-- Aim --
Write out the full listing again, exactly as it stands.

-- Records for the task --
=====
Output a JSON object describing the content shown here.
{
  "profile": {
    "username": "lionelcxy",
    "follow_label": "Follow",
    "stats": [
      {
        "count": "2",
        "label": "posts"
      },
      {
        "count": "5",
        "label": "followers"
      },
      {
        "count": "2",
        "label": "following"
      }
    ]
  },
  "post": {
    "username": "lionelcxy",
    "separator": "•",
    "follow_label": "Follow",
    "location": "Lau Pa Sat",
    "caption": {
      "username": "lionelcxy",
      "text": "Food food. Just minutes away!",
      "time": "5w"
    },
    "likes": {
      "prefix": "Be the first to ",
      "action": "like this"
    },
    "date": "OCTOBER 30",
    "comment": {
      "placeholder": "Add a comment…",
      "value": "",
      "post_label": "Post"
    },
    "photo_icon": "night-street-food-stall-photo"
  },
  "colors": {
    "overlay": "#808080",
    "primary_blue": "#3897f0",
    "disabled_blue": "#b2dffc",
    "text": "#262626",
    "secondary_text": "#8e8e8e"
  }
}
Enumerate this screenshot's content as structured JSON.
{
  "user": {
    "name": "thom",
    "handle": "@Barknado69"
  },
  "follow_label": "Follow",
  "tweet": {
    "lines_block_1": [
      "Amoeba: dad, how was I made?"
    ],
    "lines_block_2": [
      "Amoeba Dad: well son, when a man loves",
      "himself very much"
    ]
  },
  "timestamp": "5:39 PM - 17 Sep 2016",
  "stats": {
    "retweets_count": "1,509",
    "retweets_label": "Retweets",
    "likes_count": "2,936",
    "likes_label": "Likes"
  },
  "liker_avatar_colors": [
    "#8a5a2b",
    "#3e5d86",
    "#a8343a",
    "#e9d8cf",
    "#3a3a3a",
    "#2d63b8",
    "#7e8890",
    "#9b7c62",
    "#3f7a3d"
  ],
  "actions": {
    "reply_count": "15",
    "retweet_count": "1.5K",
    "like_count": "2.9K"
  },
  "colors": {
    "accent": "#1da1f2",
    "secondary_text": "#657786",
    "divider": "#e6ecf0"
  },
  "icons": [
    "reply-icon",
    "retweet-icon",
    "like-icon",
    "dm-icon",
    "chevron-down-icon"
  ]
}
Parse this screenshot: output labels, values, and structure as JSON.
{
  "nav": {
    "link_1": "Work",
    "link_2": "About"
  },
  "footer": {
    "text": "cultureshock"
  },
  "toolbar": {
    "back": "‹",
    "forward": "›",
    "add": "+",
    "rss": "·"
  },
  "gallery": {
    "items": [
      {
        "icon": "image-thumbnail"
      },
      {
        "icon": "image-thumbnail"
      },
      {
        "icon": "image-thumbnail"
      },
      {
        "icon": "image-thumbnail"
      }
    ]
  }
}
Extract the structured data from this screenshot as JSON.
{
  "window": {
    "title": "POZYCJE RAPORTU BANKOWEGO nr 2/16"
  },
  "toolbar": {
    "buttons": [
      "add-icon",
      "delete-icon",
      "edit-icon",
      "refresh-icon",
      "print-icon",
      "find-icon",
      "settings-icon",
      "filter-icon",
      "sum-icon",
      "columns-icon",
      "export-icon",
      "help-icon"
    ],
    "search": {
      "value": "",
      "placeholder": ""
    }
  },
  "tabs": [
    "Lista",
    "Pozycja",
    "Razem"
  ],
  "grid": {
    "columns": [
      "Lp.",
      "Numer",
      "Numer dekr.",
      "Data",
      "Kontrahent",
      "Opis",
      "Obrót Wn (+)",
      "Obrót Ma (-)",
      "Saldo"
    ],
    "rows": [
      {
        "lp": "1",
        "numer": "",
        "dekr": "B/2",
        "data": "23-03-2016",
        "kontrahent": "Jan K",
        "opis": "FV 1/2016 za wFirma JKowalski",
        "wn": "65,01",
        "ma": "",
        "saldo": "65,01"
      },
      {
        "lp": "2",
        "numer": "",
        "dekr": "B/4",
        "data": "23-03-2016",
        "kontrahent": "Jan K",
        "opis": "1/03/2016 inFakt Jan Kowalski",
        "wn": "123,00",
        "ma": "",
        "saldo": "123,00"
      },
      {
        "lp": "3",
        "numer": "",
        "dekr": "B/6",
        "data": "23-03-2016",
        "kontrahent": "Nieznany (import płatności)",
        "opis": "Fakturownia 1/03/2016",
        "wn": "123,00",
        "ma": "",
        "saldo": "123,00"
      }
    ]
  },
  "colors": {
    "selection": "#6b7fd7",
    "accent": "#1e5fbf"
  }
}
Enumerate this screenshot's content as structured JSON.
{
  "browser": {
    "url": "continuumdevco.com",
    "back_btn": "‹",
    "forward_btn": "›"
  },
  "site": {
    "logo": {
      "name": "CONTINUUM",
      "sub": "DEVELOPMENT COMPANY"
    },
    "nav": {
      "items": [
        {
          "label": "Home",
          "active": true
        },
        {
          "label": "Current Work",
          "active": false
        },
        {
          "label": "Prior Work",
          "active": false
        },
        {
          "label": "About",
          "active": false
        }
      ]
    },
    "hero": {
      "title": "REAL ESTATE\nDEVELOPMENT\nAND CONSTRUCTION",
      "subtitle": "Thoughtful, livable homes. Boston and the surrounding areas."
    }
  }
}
=====
-- Task answer --
Output a JSON object describing the content shown here.
{
  "profile": {
    "username": "lionelcxy",
    "follow_label": "Follow",
    "stats": [
      {
        "count": "2",
        "label": "posts"
      },
      {
        "count": "5",
        "label": "followers"
      },
      {
        "count": "2",
        "label": "following"
      }
    ]
  },
  "post": {
    "username": "lionelcxy",
    "separator": "•",
    "follow_label": "Follow",
    "location": "Lau Pa Sat",
    "caption": {
      "username": "lionelcxy",
      "text": "Food food. Just minutes away!",
      "time": "5w"
    },
    "likes": {
      "prefix": "Be the first to ",
      "action": "like this"
    },
    "date": "OCTOBER 30",
    "comment": {
      "placeholder": "Add a comment…",
      "value": "",
      "post_label": "Post"
    },
    "photo_icon": "night-street-food-stall-photo"
  },
  "colors": {
    "overlay": "#808080",
    "primary_blue": "#3897f0",
    "disabled_blue": "#b2dffc",
    "text": "#262626",
    "secondary_text": "#8e8e8e"
  }
}
Enumerate this screenshot's content as structured JSON.
{
  "user": {
    "name": "thom",
    "handle": "@Barknado69"
  },
  "follow_label": "Follow",
  "tweet": {
    "lines_block_1": [
      "Amoeba: dad, how was I made?"
    ],
    "lines_block_2": [
      "Amoeba Dad: well son, when a man loves",
      "himself very much"
    ]
  },
  "timestamp": "5:39 PM - 17 Sep 2016",
  "stats": {
    "retweets_count": "1,509",
    "retweets_label": "Retweets",
    "likes_count": "2,936",
    "likes_label": "Likes"
  },
  "liker_avatar_colors": [
    "#8a5a2b",
    "#3e5d86",
    "#a8343a",
    "#e9d8cf",
    "#3a3a3a",
    "#2d63b8",
    "#7e8890",
    "#9b7c62",
    "#3f7a3d"
  ],
  "actions": {
    "reply_count": "15",
    "retweet_count": "1.5K",
    "like_count": "2.9K"
  },
  "colors": {
    "accent": "#1da1f2",
    "secondary_text": "#657786",
    "divider": "#e6ecf0"
  },
  "icons": [
    "reply-icon",
    "retweet-icon",
    "like-icon",
    "dm-icon",
    "chevron-down-icon"
  ]
}
Parse this screenshot: output labels, values, and structure as JSON.
{
  "nav": {
    "link_1": "Work",
    "link_2": "About"
  },
  "footer": {
    "text": "cultureshock"
  },
  "toolbar": {
    "back": "‹",
    "forward": "›",
    "add": "+",
    "rss": "·"
  },
  "gallery": {
    "items": [
      {
        "icon": "image-thumbnail"
      },
      {
        "icon": "image-thumbnail"
      },
      {
        "icon": "image-thumbnail"
      },
      {
        "icon": "image-thumbnail"
      }
    ]
  }
}
Extract the structured data from this screenshot as JSON.
{
  "window": {
    "title": "POZYCJE RAPORTU BANKOWEGO nr 2/16"
  },
  "toolbar": {
    "buttons": [
      "add-icon",
      "delete-icon",
      "edit-icon",
      "refresh-icon",
      "print-icon",
      "find-icon",
      "settings-icon",
      "filter-icon",
      "sum-icon",
      "columns-icon",
      "export-icon",
      "help-icon"
    ],
    "search": {
      "value": "",
      "placeholder": ""
    }
  },
  "tabs": [
    "Lista",
    "Pozycja",
    "Razem"
  ],
  "grid": {
    "columns": [
      "Lp.",
      "Numer",
      "Numer dekr.",
      "Data",
      "Kontrahent",
      "Opis",
      "Obrót Wn (+)",
      "Obrót Ma (-)",
      "Saldo"
    ],
    "rows": [
      {
        "lp": "1",
        "numer": "",
        "dekr": "B/2",
        "data": "23-03-2016",
        "kontrahent": "Jan K",
        "opis": "FV 1/2016 za wFirma JKowalski",
        "wn": "65,01",
        "ma": "",
        "saldo": "65,01"
      },
      {
        "lp": "2",
        "numer": "",
        "dekr": "B/4",
        "data": "23-03-2016",
        "kontrahent": "Jan K",
        "opis": "1/03/2016 inFakt Jan Kowalski",
        "wn": "123,00",
        "ma": "",
        "saldo": "123,00"
      },
      {
        "lp": "3",
        "numer": "",
        "dekr": "B/6",
        "data": "23-03-2016",
        "kontrahent": "Nieznany (import płatności)",
        "opis": "Fakturownia 1/03/2016",
        "wn": "123,00",
        "ma": "",
        "saldo": "123,00"
      }
    ]
  },
  "colors": {
    "selection": "#6b7fd7",
    "accent": "#1e5fbf"
  }
}
Enumerate this screenshot's content as structured JSON.
{
  "browser": {
    "url": "continuumdevco.com",
    "back_btn": "‹",
    "forward_btn": "›"
  },
  "site": {
    "logo": {
      "name": "CONTINUUM",
      "sub": "DEVELOPMENT COMPANY"
    },
    "nav": {
      "items": [
        {
          "label": "Home",
          "active": true
        },
        {
          "label": "Current Work",
          "active": false
        },
        {
          "label": "Prior Work",
          "active": false
        },
        {
          "label": "About",
          "active": false
        }
      ]
    },
    "hero": {
      "title": "REAL ESTATE\nDEVELOPMENT\nAND CONSTRUCTION",
      "subtitle": "Thoughtful, livable homes. Boston and the surrounding areas."
    }
  }
}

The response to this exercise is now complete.